Work instructions →
Reproduce each record exactly.

Given records →

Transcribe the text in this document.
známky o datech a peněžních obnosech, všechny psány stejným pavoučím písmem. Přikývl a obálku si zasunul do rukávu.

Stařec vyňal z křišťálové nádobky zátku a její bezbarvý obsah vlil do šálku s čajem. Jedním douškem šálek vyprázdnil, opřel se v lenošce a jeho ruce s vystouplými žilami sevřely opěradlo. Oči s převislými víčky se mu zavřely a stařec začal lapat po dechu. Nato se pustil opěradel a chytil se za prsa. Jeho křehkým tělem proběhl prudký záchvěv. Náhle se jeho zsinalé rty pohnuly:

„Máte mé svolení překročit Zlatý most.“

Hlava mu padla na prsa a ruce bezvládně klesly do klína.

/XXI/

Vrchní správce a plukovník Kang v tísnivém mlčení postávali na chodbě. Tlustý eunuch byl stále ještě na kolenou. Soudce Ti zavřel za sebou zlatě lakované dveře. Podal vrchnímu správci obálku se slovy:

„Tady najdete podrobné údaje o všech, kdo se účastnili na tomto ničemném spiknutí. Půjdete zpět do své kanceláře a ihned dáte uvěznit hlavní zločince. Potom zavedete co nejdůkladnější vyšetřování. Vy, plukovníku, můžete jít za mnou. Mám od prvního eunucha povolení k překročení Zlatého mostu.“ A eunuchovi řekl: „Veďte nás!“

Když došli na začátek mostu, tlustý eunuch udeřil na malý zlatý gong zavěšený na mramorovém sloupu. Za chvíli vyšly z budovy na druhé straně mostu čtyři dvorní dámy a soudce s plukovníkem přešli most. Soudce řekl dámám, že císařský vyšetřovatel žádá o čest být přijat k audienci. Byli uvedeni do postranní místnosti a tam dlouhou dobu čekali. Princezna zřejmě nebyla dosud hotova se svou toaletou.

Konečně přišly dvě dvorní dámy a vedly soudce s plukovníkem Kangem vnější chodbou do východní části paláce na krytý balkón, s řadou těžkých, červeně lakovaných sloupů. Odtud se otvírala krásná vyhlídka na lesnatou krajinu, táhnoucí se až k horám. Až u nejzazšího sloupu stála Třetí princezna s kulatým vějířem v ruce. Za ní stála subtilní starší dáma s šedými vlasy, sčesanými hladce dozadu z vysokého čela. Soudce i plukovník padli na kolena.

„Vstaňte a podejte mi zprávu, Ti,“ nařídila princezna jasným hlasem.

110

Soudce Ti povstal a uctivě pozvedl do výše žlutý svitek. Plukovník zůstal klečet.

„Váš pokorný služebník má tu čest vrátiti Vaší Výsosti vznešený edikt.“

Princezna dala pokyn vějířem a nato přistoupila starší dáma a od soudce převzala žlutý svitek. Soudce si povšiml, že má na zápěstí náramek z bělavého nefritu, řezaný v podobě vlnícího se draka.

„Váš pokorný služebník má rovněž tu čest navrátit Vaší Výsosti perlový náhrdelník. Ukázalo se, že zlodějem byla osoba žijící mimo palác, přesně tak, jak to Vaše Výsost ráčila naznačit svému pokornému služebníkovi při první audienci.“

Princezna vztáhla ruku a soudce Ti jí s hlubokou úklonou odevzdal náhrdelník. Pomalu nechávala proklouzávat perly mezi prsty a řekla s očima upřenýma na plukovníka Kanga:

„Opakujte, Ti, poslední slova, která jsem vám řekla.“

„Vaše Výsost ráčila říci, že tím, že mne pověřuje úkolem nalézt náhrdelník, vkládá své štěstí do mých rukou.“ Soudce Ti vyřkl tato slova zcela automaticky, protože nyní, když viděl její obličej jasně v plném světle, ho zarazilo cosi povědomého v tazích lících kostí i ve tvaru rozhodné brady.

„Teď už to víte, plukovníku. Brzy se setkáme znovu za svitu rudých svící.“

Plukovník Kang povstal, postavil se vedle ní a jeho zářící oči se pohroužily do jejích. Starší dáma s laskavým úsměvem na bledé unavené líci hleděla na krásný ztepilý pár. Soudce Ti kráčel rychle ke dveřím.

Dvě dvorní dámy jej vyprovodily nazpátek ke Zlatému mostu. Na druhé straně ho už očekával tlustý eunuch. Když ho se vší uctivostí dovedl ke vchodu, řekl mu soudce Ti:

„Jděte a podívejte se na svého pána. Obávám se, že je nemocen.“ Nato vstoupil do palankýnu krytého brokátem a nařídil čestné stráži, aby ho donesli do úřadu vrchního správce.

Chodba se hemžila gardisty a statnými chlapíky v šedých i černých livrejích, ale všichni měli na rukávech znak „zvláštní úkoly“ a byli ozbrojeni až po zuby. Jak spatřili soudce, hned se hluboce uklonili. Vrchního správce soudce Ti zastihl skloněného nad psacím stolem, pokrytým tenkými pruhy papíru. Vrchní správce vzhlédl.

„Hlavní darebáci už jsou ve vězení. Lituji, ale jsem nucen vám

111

Result of the task →
Transcribe the text in this document.
známky o datech a peněžních obnosech, všechny psány stejným pavoučím písmem. Přikývl a obálku si zasunul do rukávu.

Stařec vyňal z křišťálové nádobky zátku a její bezbarvý obsah vlil do šálku s čajem. Jedním douškem šálek vyprázdnil, opřel se v lenošce a jeho ruce s vystouplými žilami sevřely opěradlo. Oči s převislými víčky se mu zavřely a stařec začal lapat po dechu. Nato se pustil opěradel a chytil se za prsa. Jeho křehkým tělem proběhl prudký záchvěv. Náhle se jeho zsinalé rty pohnuly:

„Máte mé svolení překročit Zlatý most.“

Hlava mu padla na prsa a ruce bezvládně klesly do klína.

/XXI/

Vrchní správce a plukovník Kang v tísnivém mlčení postávali na chodbě. Tlustý eunuch byl stále ještě na kolenou. Soudce Ti zavřel za sebou zlatě lakované dveře. Podal vrchnímu správci obálku se slovy:

„Tady najdete podrobné údaje o všech, kdo se účastnili na tomto ničemném spiknutí. Půjdete zpět do své kanceláře a ihned dáte uvěznit hlavní zločince. Potom zavedete co nejdůkladnější vyšetřování. Vy, plukovníku, můžete jít za mnou. Mám od prvního eunucha povolení k překročení Zlatého mostu.“ A eunuchovi řekl: „Veďte nás!“

Když došli na začátek mostu, tlustý eunuch udeřil na malý zlatý gong zavěšený na mramorovém sloupu. Za chvíli vyšly z budovy na druhé straně mostu čtyři dvorní dámy a soudce s plukovníkem přešli most. Soudce řekl dámám, že císařský vyšetřovatel žádá o čest být přijat k audienci. Byli uvedeni do postranní místnosti a tam dlouhou dobu čekali. Princezna zřejmě nebyla dosud hotova se svou toaletou.

Konečně přišly dvě dvorní dámy a vedly soudce s plukovníkem Kangem vnější chodbou do východní části paláce na krytý balkón, s řadou těžkých, červeně lakovaných sloupů. Odtud se otvírala krásná vyhlídka na lesnatou krajinu, táhnoucí se až k horám. Až u nejzazšího sloupu stála Třetí princezna s kulatým vějířem v ruce. Za ní stála subtilní starší dáma s šedými vlasy, sčesanými hladce dozadu z vysokého čela. Soudce i plukovník padli na kolena.

„Vstaňte a podejte mi zprávu, Ti,“ nařídila princezna jasným hlasem.

110

Soudce Ti povstal a uctivě pozvedl do výše žlutý svitek. Plukovník zůstal klečet.

„Váš pokorný služebník má tu čest vrátiti Vaší Výsosti vznešený edikt.“

Princezna dala pokyn vějířem a nato přistoupila starší dáma a od soudce převzala žlutý svitek. Soudce si povšiml, že má na zápěstí náramek z bělavého nefritu, řezaný v podobě vlnícího se draka.

„Váš pokorný služebník má rovněž tu čest navrátit Vaší Výsosti perlový náhrdelník. Ukázalo se, že zlodějem byla osoba žijící mimo palác, přesně tak, jak to Vaše Výsost ráčila naznačit svému pokornému služebníkovi při první audienci.“

Princezna vztáhla ruku a soudce Ti jí s hlubokou úklonou odevzdal náhrdelník. Pomalu nechávala proklouzávat perly mezi prsty a řekla s očima upřenýma na plukovníka Kanga:

„Opakujte, Ti, poslední slova, která jsem vám řekla.“

„Vaše Výsost ráčila říci, že tím, že mne pověřuje úkolem nalézt náhrdelník, vkládá své štěstí do mých rukou.“ Soudce Ti vyřkl tato slova zcela automaticky, protože nyní, když viděl její obličej jasně v plném světle, ho zarazilo cosi povědomého v tazích lících kostí i ve tvaru rozhodné brady.

„Teď už to víte, plukovníku. Brzy se setkáme znovu za svitu rudých svící.“

Plukovník Kang povstal, postavil se vedle ní a jeho zářící oči se pohroužily do jejích. Starší dáma s laskavým úsměvem na bledé unavené líci hleděla na krásný ztepilý pár. Soudce Ti kráčel rychle ke dveřím.

Dvě dvorní dámy jej vyprovodily nazpátek ke Zlatému mostu. Na druhé straně ho už očekával tlustý eunuch. Když ho se vší uctivostí dovedl ke vchodu, řekl mu soudce Ti:

„Jděte a podívejte se na svého pána. Obávám se, že je nemocen.“ Nato vstoupil do palankýnu krytého brokátem a nařídil čestné stráži, aby ho donesli do úřadu vrchního správce.

Chodba se hemžila gardisty a statnými chlapíky v šedých i černých livrejích, ale všichni měli na rukávech znak „zvláštní úkoly“ a byli ozbrojeni až po zuby. Jak spatřili soudce, hned se hluboce uklonili. Vrchního správce soudce Ti zastihl skloněného nad psacím stolem, pokrytým tenkými pruhy papíru. Vrchní správce vzhlédl.

„Hlavní darebáci už jsou ve vězení. Lituji, ale jsem nucen vám

111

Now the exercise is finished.